Where a line of the listing below includes the word "title", reproduce that line.

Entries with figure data
START

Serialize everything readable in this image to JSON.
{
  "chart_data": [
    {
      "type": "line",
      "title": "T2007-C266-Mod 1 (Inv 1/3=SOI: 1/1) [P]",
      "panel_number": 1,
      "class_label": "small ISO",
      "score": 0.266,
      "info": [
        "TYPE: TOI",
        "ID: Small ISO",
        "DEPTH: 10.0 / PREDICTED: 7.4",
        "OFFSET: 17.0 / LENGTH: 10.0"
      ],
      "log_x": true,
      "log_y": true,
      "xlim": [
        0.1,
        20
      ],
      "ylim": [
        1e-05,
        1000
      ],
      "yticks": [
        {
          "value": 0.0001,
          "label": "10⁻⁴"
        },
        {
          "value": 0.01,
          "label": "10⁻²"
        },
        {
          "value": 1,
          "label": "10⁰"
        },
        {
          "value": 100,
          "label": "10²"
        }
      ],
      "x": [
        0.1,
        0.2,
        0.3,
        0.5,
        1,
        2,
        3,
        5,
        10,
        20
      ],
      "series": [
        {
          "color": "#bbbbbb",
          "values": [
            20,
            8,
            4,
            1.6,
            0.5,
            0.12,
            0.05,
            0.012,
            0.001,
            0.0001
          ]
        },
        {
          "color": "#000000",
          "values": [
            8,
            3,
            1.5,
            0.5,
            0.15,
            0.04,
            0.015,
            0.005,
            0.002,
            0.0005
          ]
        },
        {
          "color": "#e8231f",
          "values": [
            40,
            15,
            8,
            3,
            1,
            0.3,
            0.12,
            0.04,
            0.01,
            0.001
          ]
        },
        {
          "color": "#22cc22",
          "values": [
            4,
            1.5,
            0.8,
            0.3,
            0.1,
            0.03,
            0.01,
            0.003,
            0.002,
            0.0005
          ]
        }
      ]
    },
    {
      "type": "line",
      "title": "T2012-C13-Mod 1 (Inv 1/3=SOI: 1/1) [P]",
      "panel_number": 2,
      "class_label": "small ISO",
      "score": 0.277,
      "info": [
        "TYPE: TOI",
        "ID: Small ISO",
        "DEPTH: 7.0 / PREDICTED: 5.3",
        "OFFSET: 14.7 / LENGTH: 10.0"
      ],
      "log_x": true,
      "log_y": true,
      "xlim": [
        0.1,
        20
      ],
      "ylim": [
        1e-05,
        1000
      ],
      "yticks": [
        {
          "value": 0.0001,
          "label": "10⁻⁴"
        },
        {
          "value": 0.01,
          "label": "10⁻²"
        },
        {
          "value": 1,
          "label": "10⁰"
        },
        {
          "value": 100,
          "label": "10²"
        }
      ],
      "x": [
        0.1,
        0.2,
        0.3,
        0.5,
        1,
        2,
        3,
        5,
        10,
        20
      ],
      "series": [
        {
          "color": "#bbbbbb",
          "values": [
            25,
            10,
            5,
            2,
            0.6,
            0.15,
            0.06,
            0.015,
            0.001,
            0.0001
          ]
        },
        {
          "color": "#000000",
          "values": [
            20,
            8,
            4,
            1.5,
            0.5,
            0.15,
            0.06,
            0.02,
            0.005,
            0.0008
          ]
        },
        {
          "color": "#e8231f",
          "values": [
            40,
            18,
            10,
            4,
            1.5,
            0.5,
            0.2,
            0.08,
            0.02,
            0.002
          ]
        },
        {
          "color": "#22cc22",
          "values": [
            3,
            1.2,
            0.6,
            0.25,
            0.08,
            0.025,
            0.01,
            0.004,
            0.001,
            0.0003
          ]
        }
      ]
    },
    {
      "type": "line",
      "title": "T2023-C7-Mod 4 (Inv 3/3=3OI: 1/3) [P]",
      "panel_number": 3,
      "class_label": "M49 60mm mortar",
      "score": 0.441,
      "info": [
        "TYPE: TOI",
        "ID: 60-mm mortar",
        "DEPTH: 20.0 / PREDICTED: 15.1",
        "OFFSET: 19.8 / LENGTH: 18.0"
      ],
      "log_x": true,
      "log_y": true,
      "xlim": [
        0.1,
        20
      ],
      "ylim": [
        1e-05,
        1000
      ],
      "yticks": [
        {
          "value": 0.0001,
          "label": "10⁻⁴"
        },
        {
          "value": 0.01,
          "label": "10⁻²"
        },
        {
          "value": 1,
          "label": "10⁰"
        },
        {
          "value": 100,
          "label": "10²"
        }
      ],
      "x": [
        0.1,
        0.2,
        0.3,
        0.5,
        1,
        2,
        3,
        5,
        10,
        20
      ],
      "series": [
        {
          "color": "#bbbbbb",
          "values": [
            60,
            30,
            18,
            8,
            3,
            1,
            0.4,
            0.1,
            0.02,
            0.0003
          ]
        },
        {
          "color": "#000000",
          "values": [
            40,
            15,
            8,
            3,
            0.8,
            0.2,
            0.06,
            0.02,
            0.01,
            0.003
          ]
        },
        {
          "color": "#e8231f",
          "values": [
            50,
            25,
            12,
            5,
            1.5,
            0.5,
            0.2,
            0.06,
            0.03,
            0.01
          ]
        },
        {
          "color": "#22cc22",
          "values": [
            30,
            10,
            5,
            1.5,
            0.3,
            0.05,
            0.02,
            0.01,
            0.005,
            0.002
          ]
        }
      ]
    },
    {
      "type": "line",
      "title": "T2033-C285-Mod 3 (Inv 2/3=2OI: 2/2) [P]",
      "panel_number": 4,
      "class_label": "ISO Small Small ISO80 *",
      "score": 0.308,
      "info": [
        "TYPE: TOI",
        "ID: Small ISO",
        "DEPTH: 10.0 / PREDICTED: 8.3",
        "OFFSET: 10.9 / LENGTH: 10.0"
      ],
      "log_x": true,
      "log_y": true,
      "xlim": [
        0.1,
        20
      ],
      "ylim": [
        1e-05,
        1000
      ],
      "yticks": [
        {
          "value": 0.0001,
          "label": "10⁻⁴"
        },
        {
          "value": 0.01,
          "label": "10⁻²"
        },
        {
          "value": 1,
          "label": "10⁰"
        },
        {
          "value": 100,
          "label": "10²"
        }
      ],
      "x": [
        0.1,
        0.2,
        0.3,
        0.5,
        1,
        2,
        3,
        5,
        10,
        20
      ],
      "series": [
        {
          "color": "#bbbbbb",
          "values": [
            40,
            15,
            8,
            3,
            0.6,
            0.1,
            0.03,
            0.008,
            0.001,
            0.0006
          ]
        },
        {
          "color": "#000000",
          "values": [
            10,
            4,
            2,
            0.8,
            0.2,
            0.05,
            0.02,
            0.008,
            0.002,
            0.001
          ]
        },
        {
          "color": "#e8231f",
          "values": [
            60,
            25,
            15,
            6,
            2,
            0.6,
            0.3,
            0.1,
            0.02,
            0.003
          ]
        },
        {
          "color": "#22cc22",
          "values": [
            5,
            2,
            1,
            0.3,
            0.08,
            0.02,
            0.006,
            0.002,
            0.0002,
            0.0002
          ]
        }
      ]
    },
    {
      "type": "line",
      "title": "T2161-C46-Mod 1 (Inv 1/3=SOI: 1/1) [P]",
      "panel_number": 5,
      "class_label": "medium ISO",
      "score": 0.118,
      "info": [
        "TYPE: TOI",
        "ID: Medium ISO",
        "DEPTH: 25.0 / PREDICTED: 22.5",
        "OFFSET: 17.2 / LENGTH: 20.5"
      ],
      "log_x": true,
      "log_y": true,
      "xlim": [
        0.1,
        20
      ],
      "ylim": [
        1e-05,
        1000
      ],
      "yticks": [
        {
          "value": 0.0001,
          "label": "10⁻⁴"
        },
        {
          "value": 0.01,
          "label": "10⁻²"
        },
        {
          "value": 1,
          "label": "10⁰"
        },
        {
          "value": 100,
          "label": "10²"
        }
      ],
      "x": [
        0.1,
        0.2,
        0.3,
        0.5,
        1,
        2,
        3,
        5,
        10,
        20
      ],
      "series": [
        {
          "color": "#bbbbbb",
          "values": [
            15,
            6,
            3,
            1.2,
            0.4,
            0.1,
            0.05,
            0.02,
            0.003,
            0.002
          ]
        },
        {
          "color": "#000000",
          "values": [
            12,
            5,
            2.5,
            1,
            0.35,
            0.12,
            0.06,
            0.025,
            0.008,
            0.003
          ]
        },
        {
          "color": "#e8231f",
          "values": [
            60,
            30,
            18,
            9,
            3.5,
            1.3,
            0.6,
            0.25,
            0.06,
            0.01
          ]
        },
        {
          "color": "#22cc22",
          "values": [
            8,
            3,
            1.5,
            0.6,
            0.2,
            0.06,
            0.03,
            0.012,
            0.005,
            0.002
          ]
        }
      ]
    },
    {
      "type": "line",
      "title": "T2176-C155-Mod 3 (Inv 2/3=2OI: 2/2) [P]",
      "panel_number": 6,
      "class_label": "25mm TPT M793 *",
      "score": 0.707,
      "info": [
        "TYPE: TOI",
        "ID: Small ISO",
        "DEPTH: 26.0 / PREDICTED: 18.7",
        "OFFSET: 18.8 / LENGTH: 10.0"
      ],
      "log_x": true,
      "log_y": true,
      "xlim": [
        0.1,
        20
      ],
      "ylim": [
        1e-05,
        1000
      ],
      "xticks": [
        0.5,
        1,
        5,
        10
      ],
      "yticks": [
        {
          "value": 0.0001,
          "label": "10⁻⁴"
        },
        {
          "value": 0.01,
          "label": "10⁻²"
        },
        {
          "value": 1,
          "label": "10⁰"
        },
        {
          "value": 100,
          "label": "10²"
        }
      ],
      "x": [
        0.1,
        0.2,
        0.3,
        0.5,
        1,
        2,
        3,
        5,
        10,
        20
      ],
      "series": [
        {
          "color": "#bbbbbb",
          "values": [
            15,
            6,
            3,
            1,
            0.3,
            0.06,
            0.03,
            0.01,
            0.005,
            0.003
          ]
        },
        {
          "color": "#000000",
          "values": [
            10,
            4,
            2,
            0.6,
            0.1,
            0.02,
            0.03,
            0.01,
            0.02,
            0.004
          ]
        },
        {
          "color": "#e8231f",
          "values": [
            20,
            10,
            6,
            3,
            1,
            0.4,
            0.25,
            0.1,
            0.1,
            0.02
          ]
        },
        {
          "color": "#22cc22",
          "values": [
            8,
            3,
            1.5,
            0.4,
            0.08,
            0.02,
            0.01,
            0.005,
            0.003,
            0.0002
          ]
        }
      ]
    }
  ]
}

END

= Answer to the problem =
      "title": "T2007-C266-Mod 1 (Inv 1/3=SOI: 1/1) [P]",
      "title": "T2012-C13-Mod 1 (Inv 1/3=SOI: 1/1) [P]",
      "title": "T2023-C7-Mod 4 (Inv 3/3=3OI: 1/3) [P]",
      "title": "T2033-C285-Mod 3 (Inv 2/3=2OI: 2/2) [P]",
      "title": "T2161-C46-Mod 1 (Inv 1/3=SOI: 1/1) [P]",
      "title": "T2176-C155-Mod 3 (Inv 2/3=2OI: 2/2) [P]",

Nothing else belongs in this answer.